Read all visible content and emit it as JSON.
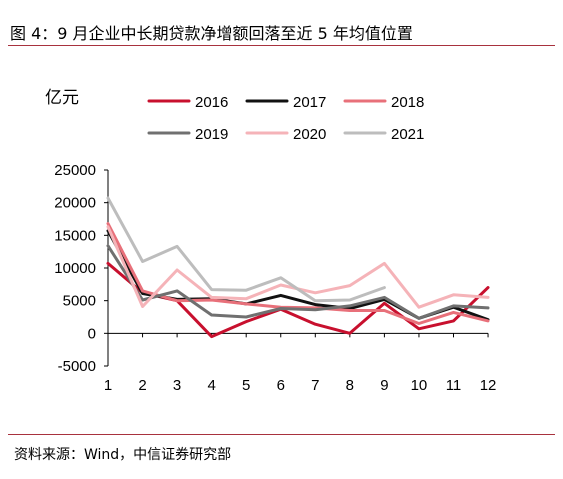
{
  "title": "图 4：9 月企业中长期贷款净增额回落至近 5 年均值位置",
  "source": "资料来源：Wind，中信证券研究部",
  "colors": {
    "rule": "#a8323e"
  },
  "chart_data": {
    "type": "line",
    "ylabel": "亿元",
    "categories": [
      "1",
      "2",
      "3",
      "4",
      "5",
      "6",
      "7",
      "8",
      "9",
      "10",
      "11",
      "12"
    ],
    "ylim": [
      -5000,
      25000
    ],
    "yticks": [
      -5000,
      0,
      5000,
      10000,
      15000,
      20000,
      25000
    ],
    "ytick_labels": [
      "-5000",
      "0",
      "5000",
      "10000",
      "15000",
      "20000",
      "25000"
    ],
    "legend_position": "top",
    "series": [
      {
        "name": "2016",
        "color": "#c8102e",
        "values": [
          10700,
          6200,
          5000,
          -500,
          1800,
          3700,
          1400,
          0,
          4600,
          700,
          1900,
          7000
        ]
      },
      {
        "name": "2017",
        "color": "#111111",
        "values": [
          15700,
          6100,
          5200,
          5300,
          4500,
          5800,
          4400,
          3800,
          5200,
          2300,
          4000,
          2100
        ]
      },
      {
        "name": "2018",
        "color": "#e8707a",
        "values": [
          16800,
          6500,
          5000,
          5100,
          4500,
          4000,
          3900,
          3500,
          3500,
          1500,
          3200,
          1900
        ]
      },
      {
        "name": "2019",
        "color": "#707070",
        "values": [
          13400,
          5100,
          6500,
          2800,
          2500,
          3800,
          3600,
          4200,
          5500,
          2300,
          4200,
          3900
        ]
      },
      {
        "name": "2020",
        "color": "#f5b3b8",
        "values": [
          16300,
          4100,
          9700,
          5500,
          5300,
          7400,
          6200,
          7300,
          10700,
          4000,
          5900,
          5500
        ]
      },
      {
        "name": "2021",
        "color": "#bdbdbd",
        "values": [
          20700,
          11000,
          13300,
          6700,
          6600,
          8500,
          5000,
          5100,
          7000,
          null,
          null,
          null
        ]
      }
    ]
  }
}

◇ ◇ ◇ ◇ ◇ ◇ ◇

*Written exercise*
The data should be printed again unchanged; leave its pictures out.

*Output of the task*
Read all visible content and emit it as JSON.
{
  "title": "图 4：9 月企业中长期贷款净增额回落至近 5 年均值位置",
  "source": "资料来源：Wind，中信证券研究部",
  "colors": {
    "rule": "#a8323e"
  },
  "chart_data": {
    "type": "line",
    "ylabel": "亿元",
    "categories": [
      "1",
      "2",
      "3",
      "4",
      "5",
      "6",
      "7",
      "8",
      "9",
      "10",
      "11",
      "12"
    ],
    "ylim": [
      -5000,
      25000
    ],
    "yticks": [
      -5000,
      0,
      5000,
      10000,
      15000,
      20000,
      25000
    ],
    "ytick_labels": [
      "-5000",
      "0",
      "5000",
      "10000",
      "15000",
      "20000",
      "25000"
    ],
    "legend_position": "top",
    "series": [
      {
        "name": "2016",
        "color": "#c8102e",
        "values": [
          10700,
          6200,
          5000,
          -500,
          1800,
          3700,
          1400,
          0,
          4600,
          700,
          1900,
          7000
        ]
      },
      {
        "name": "2017",
        "color": "#111111",
        "values": [
          15700,
          6100,
          5200,
          5300,
          4500,
          5800,
          4400,
          3800,
          5200,
          2300,
          4000,
          2100
        ]
      },
      {
        "name": "2018",
        "color": "#e8707a",
        "values": [
          16800,
          6500,
          5000,
          5100,
          4500,
          4000,
          3900,
          3500,
          3500,
          1500,
          3200,
          1900
        ]
      },
      {
        "name": "2019",
        "color": "#707070",
        "values": [
          13400,
          5100,
          6500,
          2800,
          2500,
          3800,
          3600,
          4200,
          5500,
          2300,
          4200,
          3900
        ]
      },
      {
        "name": "2020",
        "color": "#f5b3b8",
        "values": [
          16300,
          4100,
          9700,
          5500,
          5300,
          7400,
          6200,
          7300,
          10700,
          4000,
          5900,
          5500
        ]
      },
      {
        "name": "2021",
        "color": "#bdbdbd",
        "values": [
          20700,
          11000,
          13300,
          6700,
          6600,
          8500,
          5000,
          5100,
          7000,
          null,
          null,
          null
        ]
      }
    ]
  }
}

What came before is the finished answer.